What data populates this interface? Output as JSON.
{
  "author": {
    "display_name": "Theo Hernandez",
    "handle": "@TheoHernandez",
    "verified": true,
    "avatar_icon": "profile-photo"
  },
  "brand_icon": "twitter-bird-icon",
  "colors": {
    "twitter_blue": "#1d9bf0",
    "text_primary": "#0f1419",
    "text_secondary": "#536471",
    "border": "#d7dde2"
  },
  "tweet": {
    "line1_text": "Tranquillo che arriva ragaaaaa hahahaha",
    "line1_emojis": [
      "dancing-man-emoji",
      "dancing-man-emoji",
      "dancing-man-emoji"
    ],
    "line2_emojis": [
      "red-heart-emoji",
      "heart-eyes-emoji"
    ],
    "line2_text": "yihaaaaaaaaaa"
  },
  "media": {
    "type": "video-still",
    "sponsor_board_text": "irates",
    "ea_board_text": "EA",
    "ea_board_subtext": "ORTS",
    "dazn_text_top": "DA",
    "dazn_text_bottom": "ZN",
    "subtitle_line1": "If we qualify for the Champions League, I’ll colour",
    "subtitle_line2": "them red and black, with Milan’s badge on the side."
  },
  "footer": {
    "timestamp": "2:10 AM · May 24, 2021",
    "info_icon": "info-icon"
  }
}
☆ ☆ ☆
* [EXERCISE AIM]: Set down every line of the listing above again, exactly as given.

* [FINISHED ANSWER]:
What data populates this interface? Output as JSON.
{
  "author": {
    "display_name": "Theo Hernandez",
    "handle": "@TheoHernandez",
    "verified": true,
    "avatar_icon": "profile-photo"
  },
  "brand_icon": "twitter-bird-icon",
  "colors": {
    "twitter_blue": "#1d9bf0",
    "text_primary": "#0f1419",
    "text_secondary": "#536471",
    "border": "#d7dde2"
  },
  "tweet": {
    "line1_text": "Tranquillo che arriva ragaaaaa hahahaha",
    "line1_emojis": [
      "dancing-man-emoji",
      "dancing-man-emoji",
      "dancing-man-emoji"
    ],
    "line2_emojis": [
      "red-heart-emoji",
      "heart-eyes-emoji"
    ],
    "line2_text": "yihaaaaaaaaaa"
  },
  "media": {
    "type": "video-still",
    "sponsor_board_text": "irates",
    "ea_board_text": "EA",
    "ea_board_subtext": "ORTS",
    "dazn_text_top": "DA",
    "dazn_text_bottom": "ZN",
    "subtitle_line1": "If we qualify for the Champions League, I’ll colour",
    "subtitle_line2": "them red and black, with Milan’s badge on the side."
  },
  "footer": {
    "timestamp": "2:10 AM · May 24, 2021",
    "info_icon": "info-icon"
  }
}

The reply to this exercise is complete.